Task material
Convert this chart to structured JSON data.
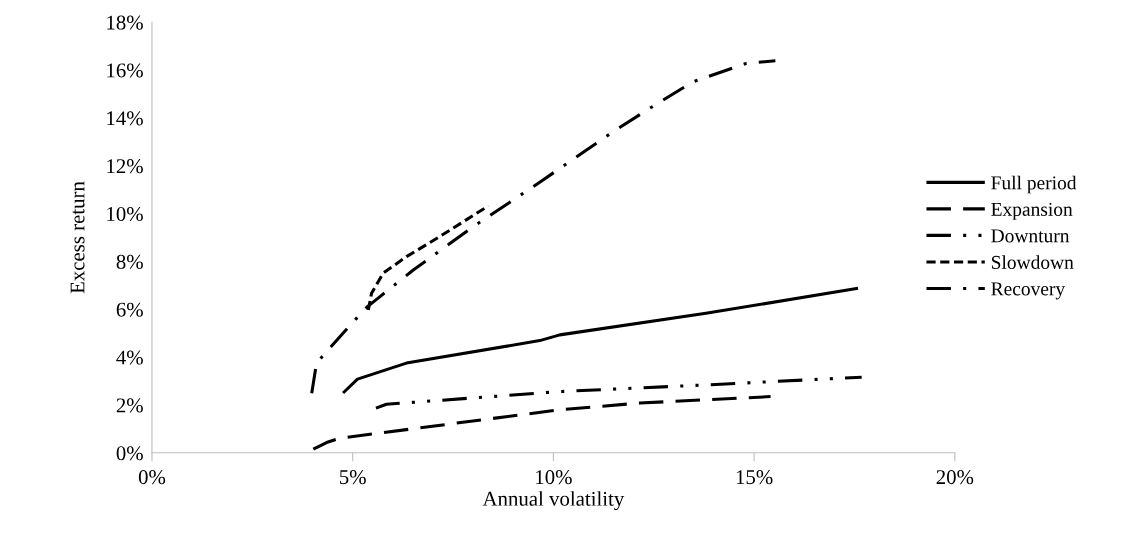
{
  "chart_data": {
    "type": "line",
    "xlabel": "Annual volatility",
    "ylabel": "Excess return",
    "xlim": [
      0,
      20
    ],
    "xticks": [
      {
        "value": 0,
        "label": "0%"
      },
      {
        "value": 5,
        "label": "5%"
      },
      {
        "value": 10,
        "label": "10%"
      },
      {
        "value": 15,
        "label": "15%"
      },
      {
        "value": 20,
        "label": "20%"
      }
    ],
    "ylim": [
      0,
      18
    ],
    "yticks": [
      {
        "value": 0,
        "label": "0%"
      },
      {
        "value": 2,
        "label": "2%"
      },
      {
        "value": 4,
        "label": "4%"
      },
      {
        "value": 6,
        "label": "6%"
      },
      {
        "value": 8,
        "label": "8%"
      },
      {
        "value": 10,
        "label": "10%"
      },
      {
        "value": 12,
        "label": "12%"
      },
      {
        "value": 14,
        "label": "14%"
      },
      {
        "value": 16,
        "label": "16%"
      },
      {
        "value": 18,
        "label": "18%"
      }
    ],
    "grid": false,
    "legend": "right",
    "marker": "none",
    "series": [
      {
        "name": "Full period",
        "color": "#000000",
        "line_style": "solid",
        "x": [
          4.76,
          5.12,
          6.34,
          9.66,
          10.16,
          13.8,
          17.59
        ],
        "values": [
          2.5,
          3.08,
          3.75,
          4.69,
          4.93,
          5.83,
          6.88
        ]
      },
      {
        "name": "Expansion",
        "color": "#000000",
        "line_style": "dashed",
        "x": [
          4.02,
          4.35,
          4.68,
          10.16,
          12.15,
          15.41
        ],
        "values": [
          0.15,
          0.43,
          0.61,
          1.8,
          2.08,
          2.35
        ]
      },
      {
        "name": "Downturn",
        "color": "#000000",
        "line_style": "dashdotdot",
        "x": [
          5.58,
          5.84,
          10.16,
          13.81,
          17.68
        ],
        "values": [
          1.87,
          2.03,
          2.56,
          2.84,
          3.16
        ]
      },
      {
        "name": "Slowdown",
        "color": "#000000",
        "line_style": "dotted",
        "x": [
          5.39,
          5.47,
          5.76,
          6.34,
          7.17,
          8.38
        ],
        "values": [
          5.97,
          6.67,
          7.51,
          8.2,
          9.04,
          10.32
        ]
      },
      {
        "name": "Recovery",
        "color": "#000000",
        "line_style": "dashdot",
        "x": [
          3.98,
          4.1,
          4.35,
          5.1,
          5.37,
          5.68,
          6.51,
          8.0,
          9.66,
          11.45,
          12.4,
          13.48,
          14.81,
          15.53
        ],
        "values": [
          2.49,
          3.75,
          4.23,
          5.63,
          6.11,
          6.53,
          7.64,
          9.45,
          11.31,
          13.38,
          14.4,
          15.51,
          16.28,
          16.39
        ]
      }
    ]
  }
}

What you have to do
Without the pictures, write out all of the material exactly.

Expected answer
Convert this chart to structured JSON data.
{
  "chart_data": {
    "type": "line",
    "xlabel": "Annual volatility",
    "ylabel": "Excess return",
    "xlim": [
      0,
      20
    ],
    "xticks": [
      {
        "value": 0,
        "label": "0%"
      },
      {
        "value": 5,
        "label": "5%"
      },
      {
        "value": 10,
        "label": "10%"
      },
      {
        "value": 15,
        "label": "15%"
      },
      {
        "value": 20,
        "label": "20%"
      }
    ],
    "ylim": [
      0,
      18
    ],
    "yticks": [
      {
        "value": 0,
        "label": "0%"
      },
      {
        "value": 2,
        "label": "2%"
      },
      {
        "value": 4,
        "label": "4%"
      },
      {
        "value": 6,
        "label": "6%"
      },
      {
        "value": 8,
        "label": "8%"
      },
      {
        "value": 10,
        "label": "10%"
      },
      {
        "value": 12,
        "label": "12%"
      },
      {
        "value": 14,
        "label": "14%"
      },
      {
        "value": 16,
        "label": "16%"
      },
      {
        "value": 18,
        "label": "18%"
      }
    ],
    "grid": false,
    "legend": "right",
    "marker": "none",
    "series": [
      {
        "name": "Full period",
        "color": "#000000",
        "line_style": "solid",
        "x": [
          4.76,
          5.12,
          6.34,
          9.66,
          10.16,
          13.8,
          17.59
        ],
        "values": [
          2.5,
          3.08,
          3.75,
          4.69,
          4.93,
          5.83,
          6.88
        ]
      },
      {
        "name": "Expansion",
        "color": "#000000",
        "line_style": "dashed",
        "x": [
          4.02,
          4.35,
          4.68,
          10.16,
          12.15,
          15.41
        ],
        "values": [
          0.15,
          0.43,
          0.61,
          1.8,
          2.08,
          2.35
        ]
      },
      {
        "name": "Downturn",
        "color": "#000000",
        "line_style": "dashdotdot",
        "x": [
          5.58,
          5.84,
          10.16,
          13.81,
          17.68
        ],
        "values": [
          1.87,
          2.03,
          2.56,
          2.84,
          3.16
        ]
      },
      {
        "name": "Slowdown",
        "color": "#000000",
        "line_style": "dotted",
        "x": [
          5.39,
          5.47,
          5.76,
          6.34,
          7.17,
          8.38
        ],
        "values": [
          5.97,
          6.67,
          7.51,
          8.2,
          9.04,
          10.32
        ]
      },
      {
        "name": "Recovery",
        "color": "#000000",
        "line_style": "dashdot",
        "x": [
          3.98,
          4.1,
          4.35,
          5.1,
          5.37,
          5.68,
          6.51,
          8.0,
          9.66,
          11.45,
          12.4,
          13.48,
          14.81,
          15.53
        ],
        "values": [
          2.49,
          3.75,
          4.23,
          5.63,
          6.11,
          6.53,
          7.64,
          9.45,
          11.31,
          13.38,
          14.4,
          15.51,
          16.28,
          16.39
        ]
      }
    ]
  }
}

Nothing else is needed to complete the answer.